— Begin RECORDS SHOWN —

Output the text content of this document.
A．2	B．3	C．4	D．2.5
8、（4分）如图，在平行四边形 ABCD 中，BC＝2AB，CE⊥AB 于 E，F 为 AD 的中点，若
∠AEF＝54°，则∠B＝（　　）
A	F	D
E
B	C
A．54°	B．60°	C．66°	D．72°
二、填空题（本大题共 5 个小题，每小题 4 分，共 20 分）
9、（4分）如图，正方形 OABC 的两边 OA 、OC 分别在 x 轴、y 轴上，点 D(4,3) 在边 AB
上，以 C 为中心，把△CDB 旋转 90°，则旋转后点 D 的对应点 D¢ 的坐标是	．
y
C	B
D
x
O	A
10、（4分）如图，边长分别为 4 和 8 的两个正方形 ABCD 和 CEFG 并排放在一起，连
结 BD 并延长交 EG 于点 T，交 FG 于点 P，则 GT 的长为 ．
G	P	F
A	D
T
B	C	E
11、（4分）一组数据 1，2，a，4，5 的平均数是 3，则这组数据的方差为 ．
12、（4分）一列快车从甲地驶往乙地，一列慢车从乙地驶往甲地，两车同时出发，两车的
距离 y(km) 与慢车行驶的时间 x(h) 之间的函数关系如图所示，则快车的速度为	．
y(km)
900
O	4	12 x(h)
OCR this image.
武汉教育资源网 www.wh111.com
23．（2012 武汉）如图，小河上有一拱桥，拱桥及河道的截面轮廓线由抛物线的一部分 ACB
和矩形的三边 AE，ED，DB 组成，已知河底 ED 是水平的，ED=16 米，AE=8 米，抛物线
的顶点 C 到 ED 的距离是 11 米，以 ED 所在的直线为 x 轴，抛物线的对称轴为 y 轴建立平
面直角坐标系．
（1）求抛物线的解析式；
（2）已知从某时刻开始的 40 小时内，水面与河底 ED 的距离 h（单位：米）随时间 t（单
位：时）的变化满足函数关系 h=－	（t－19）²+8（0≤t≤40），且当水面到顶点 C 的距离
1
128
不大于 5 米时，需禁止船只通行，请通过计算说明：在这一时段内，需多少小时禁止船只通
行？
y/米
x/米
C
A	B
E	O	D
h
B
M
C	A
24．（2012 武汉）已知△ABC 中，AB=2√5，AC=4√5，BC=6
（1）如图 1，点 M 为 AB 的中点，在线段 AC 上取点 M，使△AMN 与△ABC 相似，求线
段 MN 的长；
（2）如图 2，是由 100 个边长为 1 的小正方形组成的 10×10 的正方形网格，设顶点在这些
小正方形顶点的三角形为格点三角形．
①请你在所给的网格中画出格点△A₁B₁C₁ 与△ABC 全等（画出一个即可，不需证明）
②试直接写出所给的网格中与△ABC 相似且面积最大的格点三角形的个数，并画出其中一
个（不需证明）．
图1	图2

— End RECORDS SHOWN —

SHORT EXERCISE
Repeat the material above exactly.

SOLUTION FOR THIS TASK
Output the text content of this document.
A．2	B．3	C．4	D．2.5
8、（4分）如图，在平行四边形 ABCD 中，BC＝2AB，CE⊥AB 于 E，F 为 AD 的中点，若
∠AEF＝54°，则∠B＝（　　）
A	F	D
E
B	C
A．54°	B．60°	C．66°	D．72°
二、填空题（本大题共 5 个小题，每小题 4 分，共 20 分）
9、（4分）如图，正方形 OABC 的两边 OA 、OC 分别在 x 轴、y 轴上，点 D(4,3) 在边 AB
上，以 C 为中心，把△CDB 旋转 90°，则旋转后点 D 的对应点 D¢ 的坐标是	．
y
C	B
D
x
O	A
10、（4分）如图，边长分别为 4 和 8 的两个正方形 ABCD 和 CEFG 并排放在一起，连
结 BD 并延长交 EG 于点 T，交 FG 于点 P，则 GT 的长为 ．
G	P	F
A	D
T
B	C	E
11、（4分）一组数据 1，2，a，4，5 的平均数是 3，则这组数据的方差为 ．
12、（4分）一列快车从甲地驶往乙地，一列慢车从乙地驶往甲地，两车同时出发，两车的
距离 y(km) 与慢车行驶的时间 x(h) 之间的函数关系如图所示，则快车的速度为	．
y(km)
900
O	4	12 x(h)
OCR this image.
武汉教育资源网 www.wh111.com
23．（2012 武汉）如图，小河上有一拱桥，拱桥及河道的截面轮廓线由抛物线的一部分 ACB
和矩形的三边 AE，ED，DB 组成，已知河底 ED 是水平的，ED=16 米，AE=8 米，抛物线
的顶点 C 到 ED 的距离是 11 米，以 ED 所在的直线为 x 轴，抛物线的对称轴为 y 轴建立平
面直角坐标系．
（1）求抛物线的解析式；
（2）已知从某时刻开始的 40 小时内，水面与河底 ED 的距离 h（单位：米）随时间 t（单
位：时）的变化满足函数关系 h=－	（t－19）²+8（0≤t≤40），且当水面到顶点 C 的距离
1
128
不大于 5 米时，需禁止船只通行，请通过计算说明：在这一时段内，需多少小时禁止船只通
行？
y/米
x/米
C
A	B
E	O	D
h
B
M
C	A
24．（2012 武汉）已知△ABC 中，AB=2√5，AC=4√5，BC=6
（1）如图 1，点 M 为 AB 的中点，在线段 AC 上取点 M，使△AMN 与△ABC 相似，求线
段 MN 的长；
（2）如图 2，是由 100 个边长为 1 的小正方形组成的 10×10 的正方形网格，设顶点在这些
小正方形顶点的三角形为格点三角形．
①请你在所给的网格中画出格点△A₁B₁C₁ 与△ABC 全等（画出一个即可，不需证明）
②试直接写出所给的网格中与△ABC 相似且面积最大的格点三角形的个数，并画出其中一
个（不需证明）．
图1	图2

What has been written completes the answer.